Below are entries. Pull out all lines containing "Dahlem".

## Extracted data entries
========================================
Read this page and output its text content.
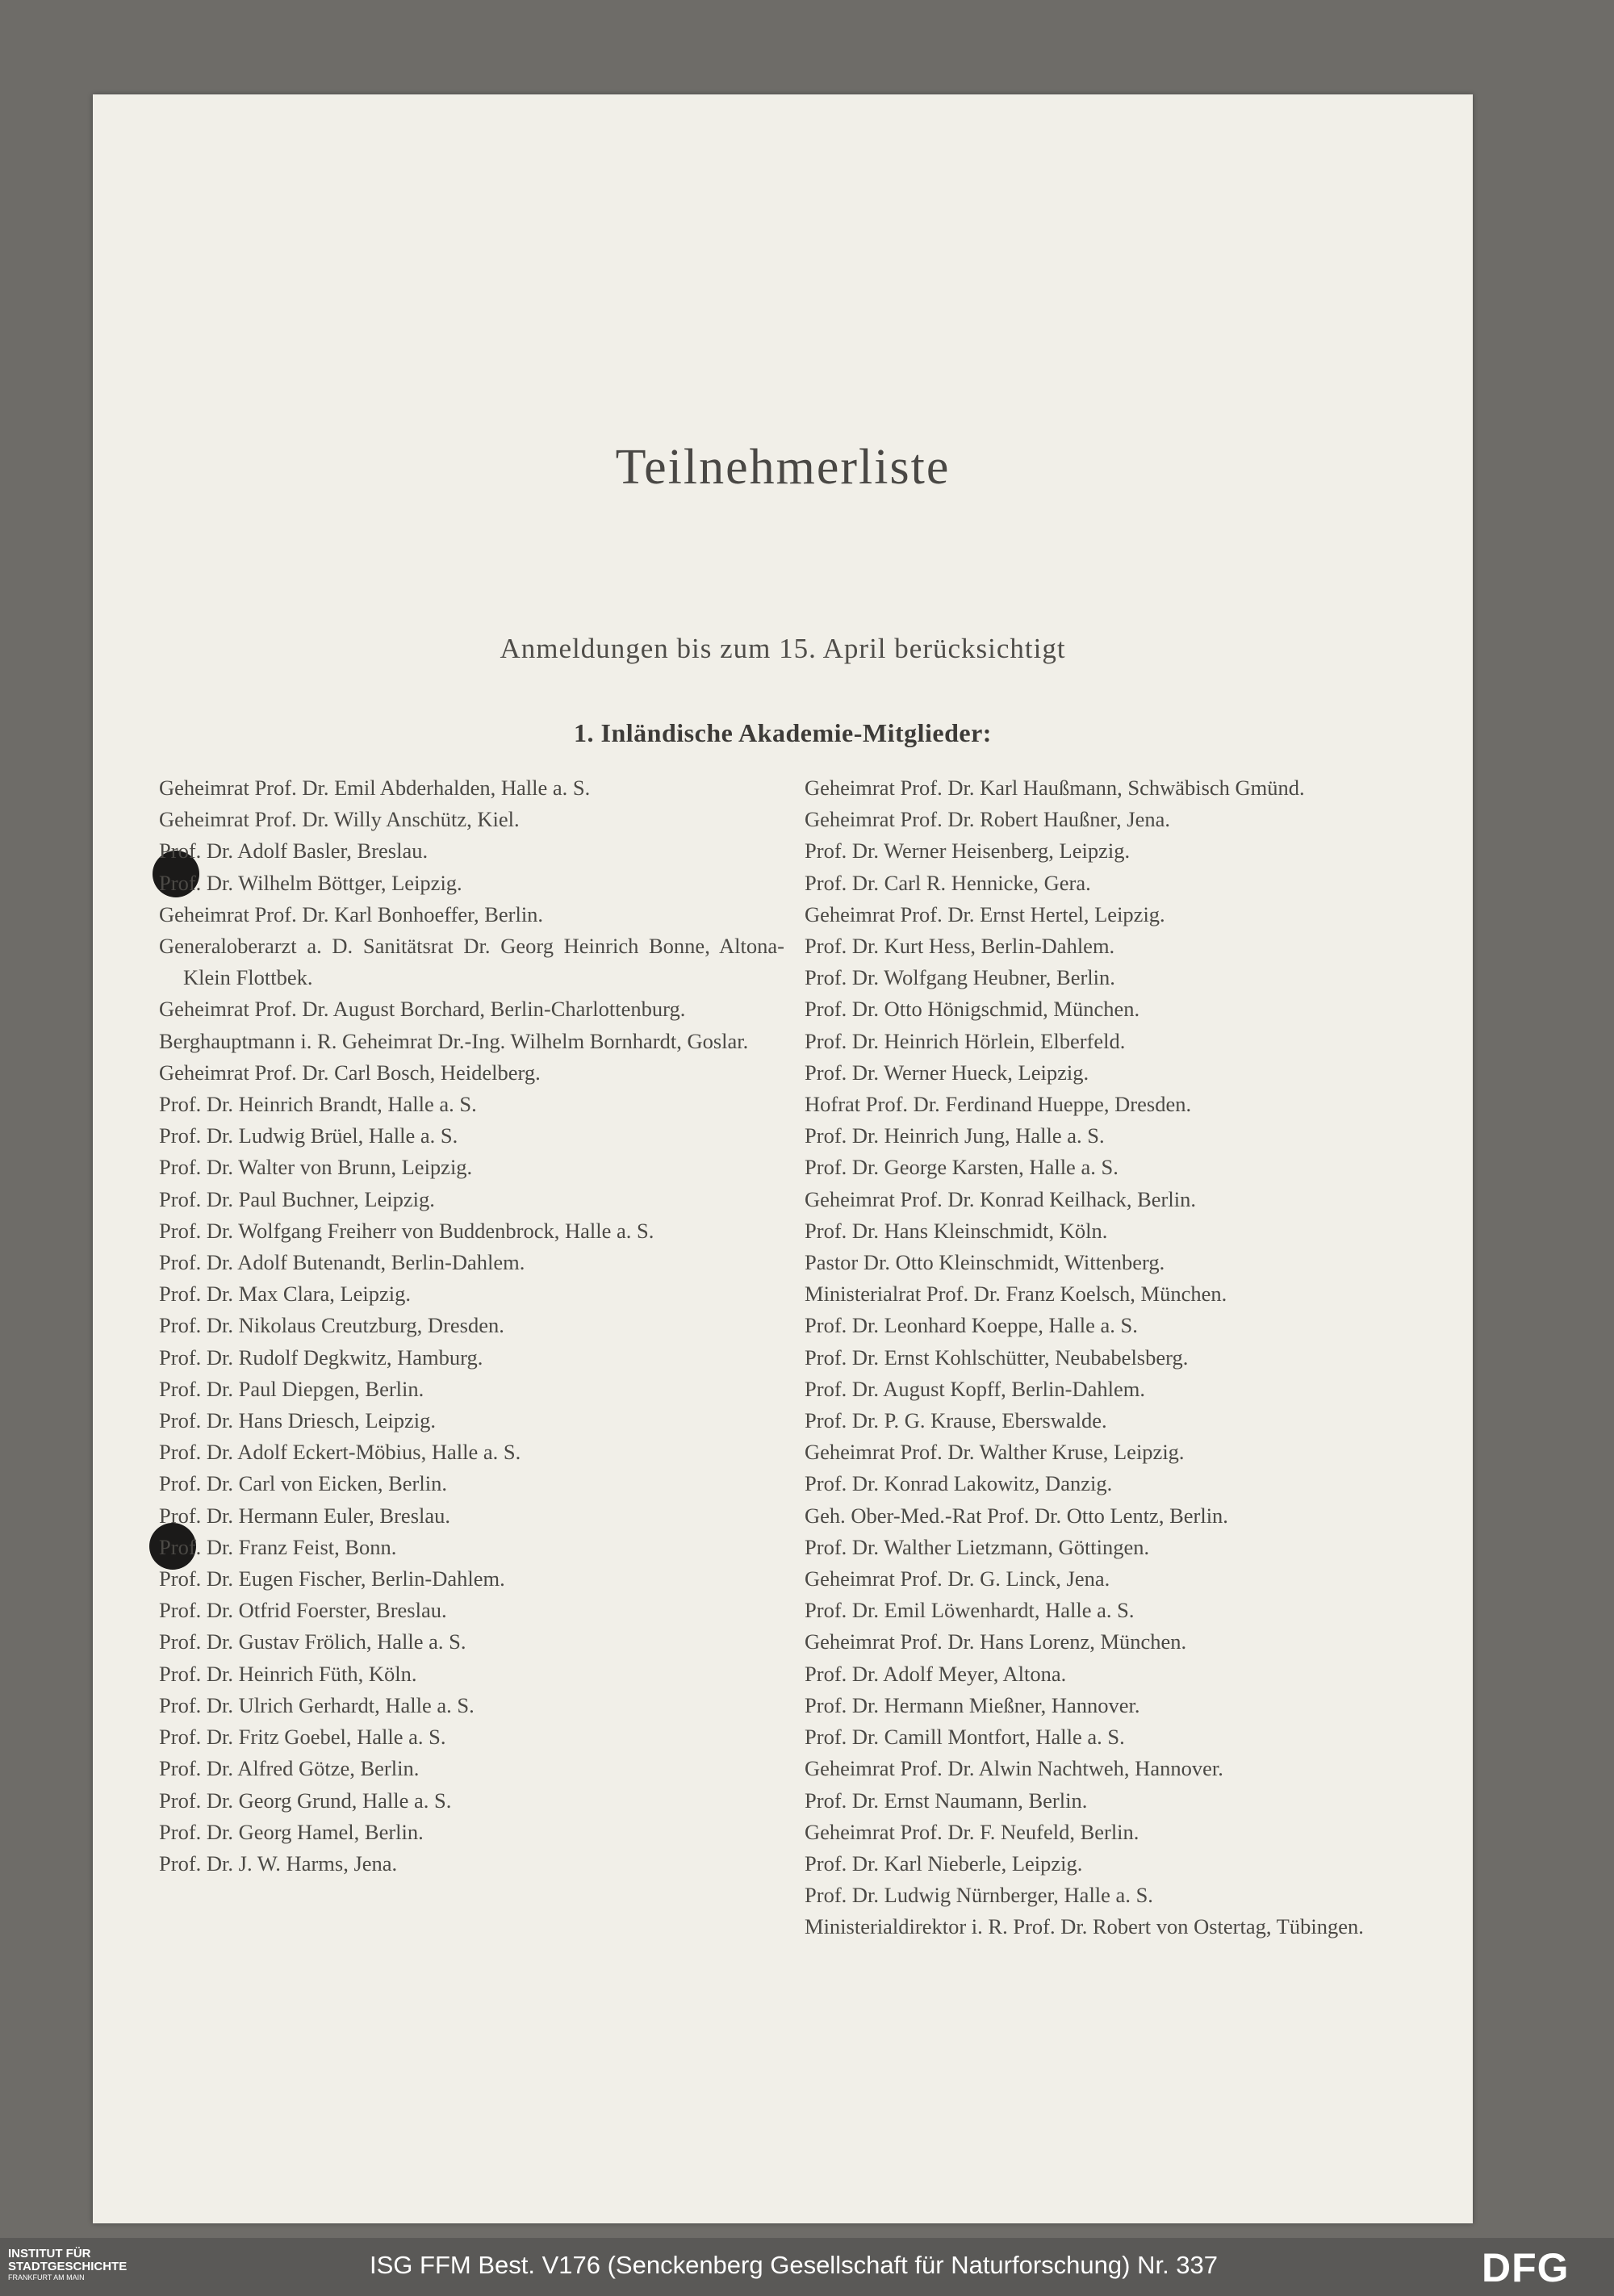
Teilnehmerliste
Anmeldungen bis zum 15. April berücksichtigt
1. Inländische Akademie-Mitglieder:
Geheimrat Prof. Dr. Emil Abderhalden, Halle a. S.
Geheimrat Prof. Dr. Willy Anschütz, Kiel.
Prof. Dr. Adolf Basler, Breslau.
Prof. Dr. Wilhelm Böttger, Leipzig.
Geheimrat Prof. Dr. Karl Bonhoeffer, Berlin.
Generaloberarzt a. D. Sanitätsrat Dr. Georg Heinrich Bonne, Altona-Klein Flottbek.
Geheimrat Prof. Dr. August Borchard, Berlin-Charlottenburg.
Berghauptmann i. R. Geheimrat Dr.-Ing. Wilhelm Bornhardt, Goslar.
Geheimrat Prof. Dr. Carl Bosch, Heidelberg.
Prof. Dr. Heinrich Brandt, Halle a. S.
Prof. Dr. Ludwig Brüel, Halle a. S.
Prof. Dr. Walter von Brunn, Leipzig.
Prof. Dr. Paul Buchner, Leipzig.
Prof. Dr. Wolfgang Freiherr von Buddenbrock, Halle a. S.
Prof. Dr. Adolf Butenandt, Berlin-Dahlem.
Prof. Dr. Max Clara, Leipzig.
Prof. Dr. Nikolaus Creutzburg, Dresden.
Prof. Dr. Rudolf Degkwitz, Hamburg.
Prof. Dr. Paul Diepgen, Berlin.
Prof. Dr. Hans Driesch, Leipzig.
Prof. Dr. Adolf Eckert-Möbius, Halle a. S.
Prof. Dr. Carl von Eicken, Berlin.
Prof. Dr. Hermann Euler, Breslau.
Prof. Dr. Franz Feist, Bonn.
Prof. Dr. Eugen Fischer, Berlin-Dahlem.
Prof. Dr. Otfrid Foerster, Breslau.
Prof. Dr. Gustav Frölich, Halle a. S.
Prof. Dr. Heinrich Füth, Köln.
Prof. Dr. Ulrich Gerhardt, Halle a. S.
Prof. Dr. Fritz Goebel, Halle a. S.
Prof. Dr. Alfred Götze, Berlin.
Prof. Dr. Georg Grund, Halle a. S.
Prof. Dr. Georg Hamel, Berlin.
Prof. Dr. J. W. Harms, Jena.
Geheimrat Prof. Dr. Karl Haußmann, Schwäbisch Gmünd.
Geheimrat Prof. Dr. Robert Haußner, Jena.
Prof. Dr. Werner Heisenberg, Leipzig.
Prof. Dr. Carl R. Hennicke, Gera.
Geheimrat Prof. Dr. Ernst Hertel, Leipzig.
Prof. Dr. Kurt Hess, Berlin-Dahlem.
Prof. Dr. Wolfgang Heubner, Berlin.
Prof. Dr. Otto Hönigschmid, München.
Prof. Dr. Heinrich Hörlein, Elberfeld.
Prof. Dr. Werner Hueck, Leipzig.
Hofrat Prof. Dr. Ferdinand Hueppe, Dresden.
Prof. Dr. Heinrich Jung, Halle a. S.
Prof. Dr. George Karsten, Halle a. S.
Geheimrat Prof. Dr. Konrad Keilhack, Berlin.
Prof. Dr. Hans Kleinschmidt, Köln.
Pastor Dr. Otto Kleinschmidt, Wittenberg.
Ministerialrat Prof. Dr. Franz Koelsch, München.
Prof. Dr. Leonhard Koeppe, Halle a. S.
Prof. Dr. Ernst Kohlschütter, Neubabelsberg.
Prof. Dr. August Kopff, Berlin-Dahlem.
Prof. Dr. P. G. Krause, Eberswalde.
Geheimrat Prof. Dr. Walther Kruse, Leipzig.
Prof. Dr. Konrad Lakowitz, Danzig.
Geh. Ober-Med.-Rat Prof. Dr. Otto Lentz, Berlin.
Prof. Dr. Walther Lietzmann, Göttingen.
Geheimrat Prof. Dr. G. Linck, Jena.
Prof. Dr. Emil Löwenhardt, Halle a. S.
Geheimrat Prof. Dr. Hans Lorenz, München.
Prof. Dr. Adolf Meyer, Altona.
Prof. Dr. Hermann Mießner, Hannover.
Prof. Dr. Camill Montfort, Halle a. S.
Geheimrat Prof. Dr. Alwin Nachtweh, Hannover.
Prof. Dr. Ernst Naumann, Berlin.
Geheimrat Prof. Dr. F. Neufeld, Berlin.
Prof. Dr. Karl Nieberle, Leipzig.
Prof. Dr. Ludwig Nürnberger, Halle a. S.
Ministerialdirektor i. R. Prof. Dr. Robert von Ostertag, Tübingen.
INSTITUT FÜR
STADTGESCHICHTE
FRANKFURT AM MAIN	ISG FFM Best. V176 (Senckenberg Gesellschaft für Naturforschung) Nr. 337	DFG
========================================
## SOLUTION TO THIS PROBLEM
Prof. Dr. Adolf Butenandt, Berlin-Dahlem.
Prof. Dr. Eugen Fischer, Berlin-Dahlem.
Prof. Dr. Kurt Hess, Berlin-Dahlem.
Prof. Dr. August Kopff, Berlin-Dahlem.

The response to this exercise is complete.